Records from a data source
____
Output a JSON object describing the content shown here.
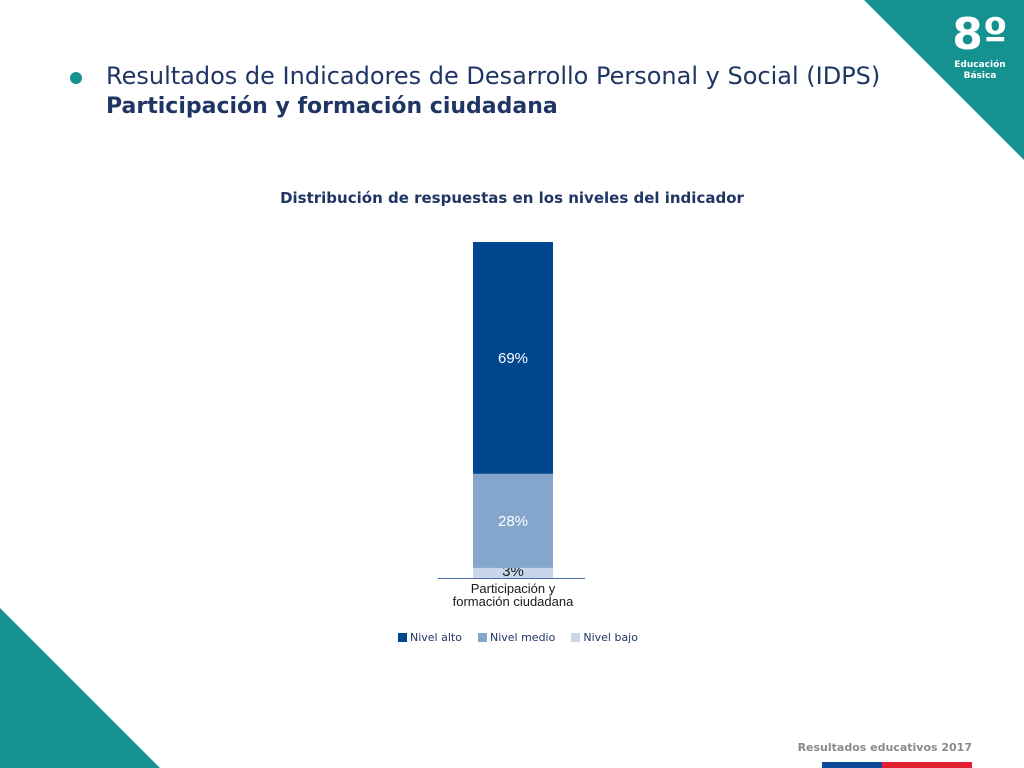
{
  "header": {
    "grade_number": "8º",
    "grade_label_1": "Educación",
    "grade_label_2": "Básica",
    "title_line1": "Resultados de Indicadores de Desarrollo Personal y Social (IDPS)",
    "title_line2": "Participación y formación ciudadana"
  },
  "colors": {
    "teal": "#15928f",
    "navy": "#1f3664",
    "nivel_alto": "#00478f",
    "nivel_medio": "#84a6cc",
    "nivel_bajo": "#c8d6e9",
    "footer_blue": "#0d4a9a",
    "footer_red": "#e2202f"
  },
  "chart_data": {
    "type": "bar",
    "stacked": true,
    "title": "Distribución de respuestas en los niveles del indicador",
    "categories": [
      "Participación y formación ciudadana"
    ],
    "series": [
      {
        "name": "Nivel alto",
        "values": [
          69
        ],
        "label": "69%",
        "color": "#00478f"
      },
      {
        "name": "Nivel medio",
        "values": [
          28
        ],
        "label": "28%",
        "color": "#84a6cc"
      },
      {
        "name": "Nivel bajo",
        "values": [
          3
        ],
        "label": "3%",
        "color": "#c8d6e9"
      }
    ],
    "category_label_lines": [
      "Participación y",
      "formación ciudadana"
    ],
    "ylim": [
      0,
      100
    ],
    "grid": false,
    "legend_position": "bottom"
  },
  "footer": {
    "text": "Resultados educativos 2017"
  }
}
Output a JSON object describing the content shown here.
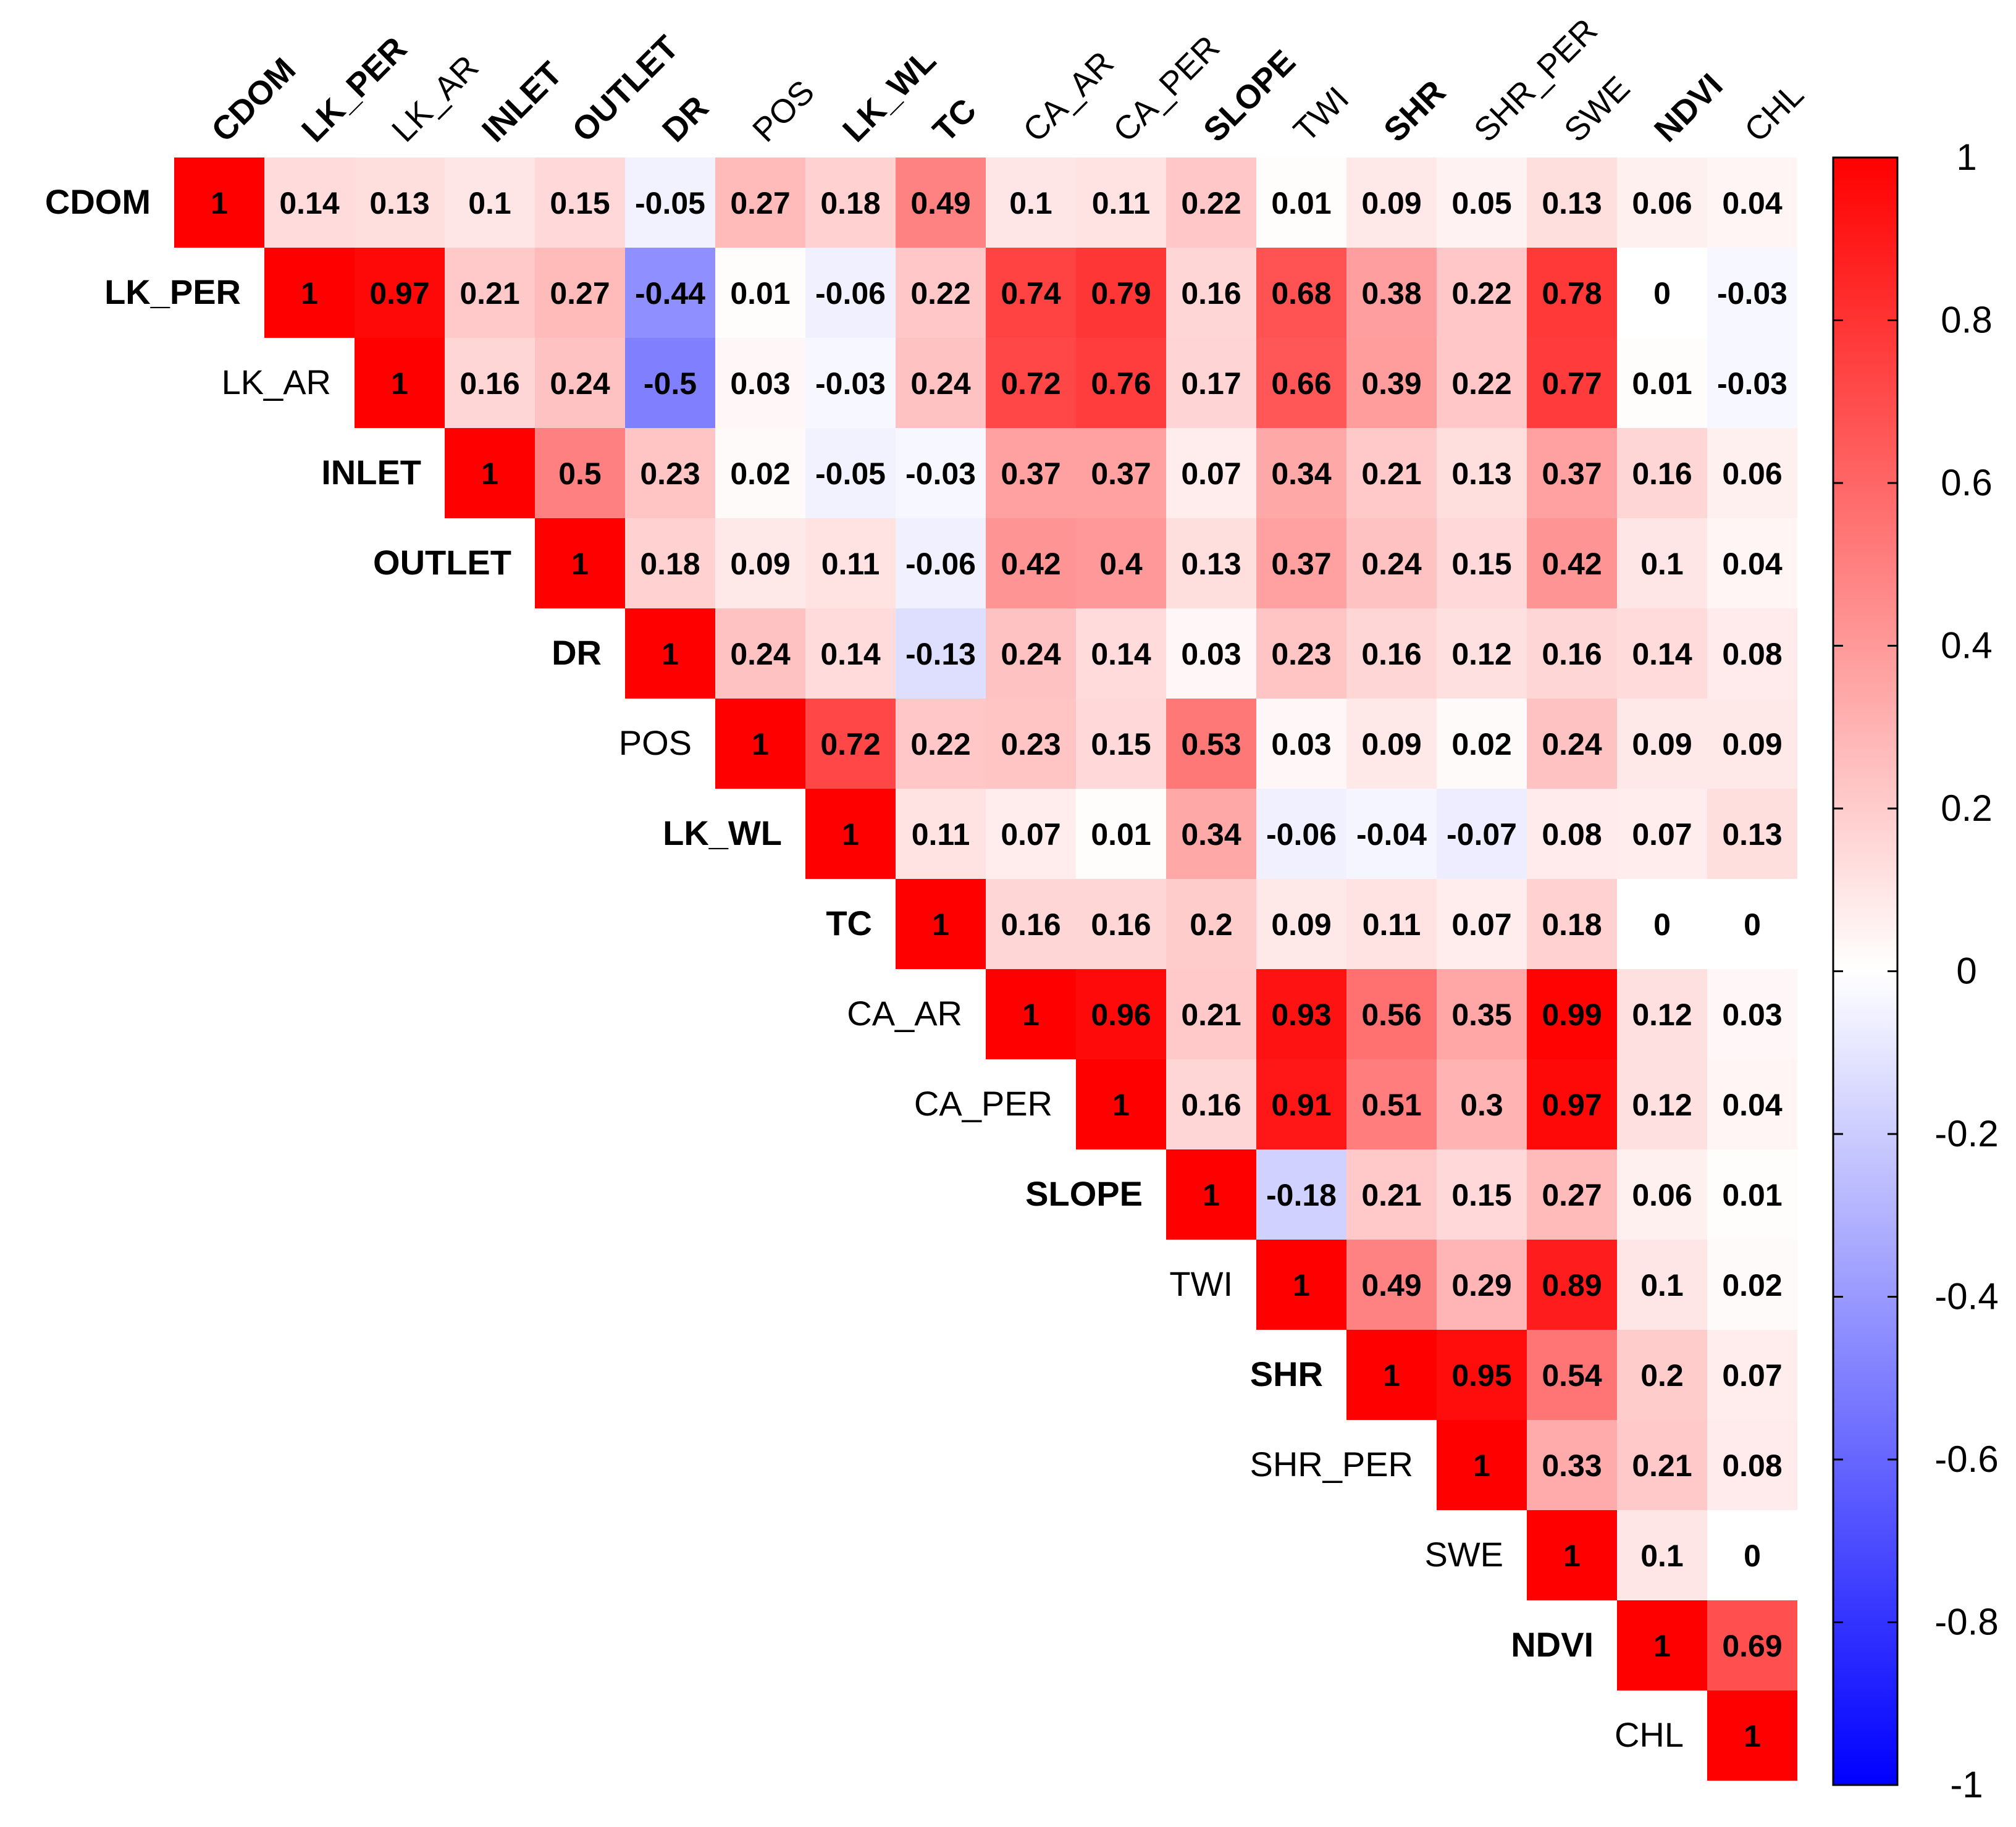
{
  "chart_data": {
    "type": "heatmap",
    "title": "",
    "variables": [
      "CDOM",
      "LK_PER",
      "LK_AR",
      "INLET",
      "OUTLET",
      "DR",
      "POS",
      "LK_WL",
      "TC",
      "CA_AR",
      "CA_PER",
      "SLOPE",
      "TWI",
      "SHR",
      "SHR_PER",
      "SWE",
      "NDVI",
      "CHL"
    ],
    "bold_variables": [
      "CDOM",
      "LK_PER",
      "INLET",
      "OUTLET",
      "DR",
      "LK_WL",
      "TC",
      "SLOPE",
      "SHR",
      "NDVI"
    ],
    "matrix_upper": [
      [
        1,
        0.14,
        0.13,
        0.1,
        0.15,
        -0.05,
        0.27,
        0.18,
        0.49,
        0.1,
        0.11,
        0.22,
        0.01,
        0.09,
        0.05,
        0.13,
        0.06,
        0.04
      ],
      [
        1,
        0.97,
        0.21,
        0.27,
        -0.44,
        0.01,
        -0.06,
        0.22,
        0.74,
        0.79,
        0.16,
        0.68,
        0.38,
        0.22,
        0.78,
        0,
        -0.03
      ],
      [
        1,
        0.16,
        0.24,
        -0.5,
        0.03,
        -0.03,
        0.24,
        0.72,
        0.76,
        0.17,
        0.66,
        0.39,
        0.22,
        0.77,
        0.01,
        -0.03
      ],
      [
        1,
        0.5,
        0.23,
        0.02,
        -0.05,
        -0.03,
        0.37,
        0.37,
        0.07,
        0.34,
        0.21,
        0.13,
        0.37,
        0.16,
        0.06
      ],
      [
        1,
        0.18,
        0.09,
        0.11,
        -0.06,
        0.42,
        0.4,
        0.13,
        0.37,
        0.24,
        0.15,
        0.42,
        0.1,
        0.04
      ],
      [
        1,
        0.24,
        0.14,
        -0.13,
        0.24,
        0.14,
        0.03,
        0.23,
        0.16,
        0.12,
        0.16,
        0.14,
        0.08
      ],
      [
        1,
        0.72,
        0.22,
        0.23,
        0.15,
        0.53,
        0.03,
        0.09,
        0.02,
        0.24,
        0.09,
        0.09
      ],
      [
        1,
        0.11,
        0.07,
        0.01,
        0.34,
        -0.06,
        -0.04,
        -0.07,
        0.08,
        0.07,
        0.13
      ],
      [
        1,
        0.16,
        0.16,
        0.2,
        0.09,
        0.11,
        0.07,
        0.18,
        0,
        0
      ],
      [
        1,
        0.96,
        0.21,
        0.93,
        0.56,
        0.35,
        0.99,
        0.12,
        0.03
      ],
      [
        1,
        0.16,
        0.91,
        0.51,
        0.3,
        0.97,
        0.12,
        0.04
      ],
      [
        1,
        -0.18,
        0.21,
        0.15,
        0.27,
        0.06,
        0.01
      ],
      [
        1,
        0.49,
        0.29,
        0.89,
        0.1,
        0.02
      ],
      [
        1,
        0.95,
        0.54,
        0.2,
        0.07
      ],
      [
        1,
        0.33,
        0.21,
        0.08
      ],
      [
        1,
        0.1,
        0
      ],
      [
        1,
        0.69
      ],
      [
        1
      ]
    ],
    "colorbar": {
      "range": [
        -1,
        1
      ],
      "ticks": [
        "1",
        "0.8",
        "0.6",
        "0.4",
        "0.2",
        "0",
        "-0.2",
        "-0.4",
        "-0.6",
        "-0.8",
        "-1"
      ],
      "colors": {
        "negative": "#0000ff",
        "zero": "#ffffff",
        "positive": "#ff0000"
      }
    }
  }
}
____
- THE REQUEST
Repeat the material above verbatim. Leave the pictures behind.

- ANSWER TO THIS TASK
Output a JSON object describing the content shown here.
{
  "header": {
    "grade_number": "8º",
    "grade_label_1": "Educación",
    "grade_label_2": "Básica",
    "title_line1": "Resultados de Indicadores de Desarrollo Personal y Social (IDPS)",
    "title_line2": "Participación y formación ciudadana"
  },
  "colors": {
    "teal": "#15928f",
    "navy": "#1f3664",
    "nivel_alto": "#00478f",
    "nivel_medio": "#84a6cc",
    "nivel_bajo": "#c8d6e9",
    "footer_blue": "#0d4a9a",
    "footer_red": "#e2202f"
  },
  "chart_data": {
    "type": "bar",
    "stacked": true,
    "title": "Distribución de respuestas en los niveles del indicador",
    "categories": [
      "Participación y formación ciudadana"
    ],
    "series": [
      {
        "name": "Nivel alto",
        "values": [
          69
        ],
        "label": "69%",
        "color": "#00478f"
      },
      {
        "name": "Nivel medio",
        "values": [
          28
        ],
        "label": "28%",
        "color": "#84a6cc"
      },
      {
        "name": "Nivel bajo",
        "values": [
          3
        ],
        "label": "3%",
        "color": "#c8d6e9"
      }
    ],
    "category_label_lines": [
      "Participación y",
      "formación ciudadana"
    ],
    "ylim": [
      0,
      100
    ],
    "grid": false,
    "legend_position": "bottom"
  },
  "footer": {
    "text": "Resultados educativos 2017"
  }
}
Output a JSON object describing the content shown here.
{
  "chart_data": {
    "type": "heatmap",
    "title": "",
    "variables": [
      "CDOM",
      "LK_PER",
      "LK_AR",
      "INLET",
      "OUTLET",
      "DR",
      "POS",
      "LK_WL",
      "TC",
      "CA_AR",
      "CA_PER",
      "SLOPE",
      "TWI",
      "SHR",
      "SHR_PER",
      "SWE",
      "NDVI",
      "CHL"
    ],
    "bold_variables": [
      "CDOM",
      "LK_PER",
      "INLET",
      "OUTLET",
      "DR",
      "LK_WL",
      "TC",
      "SLOPE",
      "SHR",
      "NDVI"
    ],
    "matrix_upper": [
      [
        1,
        0.14,
        0.13,
        0.1,
        0.15,
        -0.05,
        0.27,
        0.18,
        0.49,
        0.1,
        0.11,
        0.22,
        0.01,
        0.09,
        0.05,
        0.13,
        0.06,
        0.04
      ],
      [
        1,
        0.97,
        0.21,
        0.27,
        -0.44,
        0.01,
        -0.06,
        0.22,
        0.74,
        0.79,
        0.16,
        0.68,
        0.38,
        0.22,
        0.78,
        0,
        -0.03
      ],
      [
        1,
        0.16,
        0.24,
        -0.5,
        0.03,
        -0.03,
        0.24,
        0.72,
        0.76,
        0.17,
        0.66,
        0.39,
        0.22,
        0.77,
        0.01,
        -0.03
      ],
      [
        1,
        0.5,
        0.23,
        0.02,
        -0.05,
        -0.03,
        0.37,
        0.37,
        0.07,
        0.34,
        0.21,
        0.13,
        0.37,
        0.16,
        0.06
      ],
      [
        1,
        0.18,
        0.09,
        0.11,
        -0.06,
        0.42,
        0.4,
        0.13,
        0.37,
        0.24,
        0.15,
        0.42,
        0.1,
        0.04
      ],
      [
        1,
        0.24,
        0.14,
        -0.13,
        0.24,
        0.14,
        0.03,
        0.23,
        0.16,
        0.12,
        0.16,
        0.14,
        0.08
      ],
      [
        1,
        0.72,
        0.22,
        0.23,
        0.15,
        0.53,
        0.03,
        0.09,
        0.02,
        0.24,
        0.09,
        0.09
      ],
      [
        1,
        0.11,
        0.07,
        0.01,
        0.34,
        -0.06,
        -0.04,
        -0.07,
        0.08,
        0.07,
        0.13
      ],
      [
        1,
        0.16,
        0.16,
        0.2,
        0.09,
        0.11,
        0.07,
        0.18,
        0,
        0
      ],
      [
        1,
        0.96,
        0.21,
        0.93,
        0.56,
        0.35,
        0.99,
        0.12,
        0.03
      ],
      [
        1,
        0.16,
        0.91,
        0.51,
        0.3,
        0.97,
        0.12,
        0.04
      ],
      [
        1,
        -0.18,
        0.21,
        0.15,
        0.27,
        0.06,
        0.01
      ],
      [
        1,
        0.49,
        0.29,
        0.89,
        0.1,
        0.02
      ],
      [
        1,
        0.95,
        0.54,
        0.2,
        0.07
      ],
      [
        1,
        0.33,
        0.21,
        0.08
      ],
      [
        1,
        0.1,
        0
      ],
      [
        1,
        0.69
      ],
      [
        1
      ]
    ],
    "colorbar": {
      "range": [
        -1,
        1
      ],
      "ticks": [
        "1",
        "0.8",
        "0.6",
        "0.4",
        "0.2",
        "0",
        "-0.2",
        "-0.4",
        "-0.6",
        "-0.8",
        "-1"
      ],
      "colors": {
        "negative": "#0000ff",
        "zero": "#ffffff",
        "positive": "#ff0000"
      }
    }
  }
}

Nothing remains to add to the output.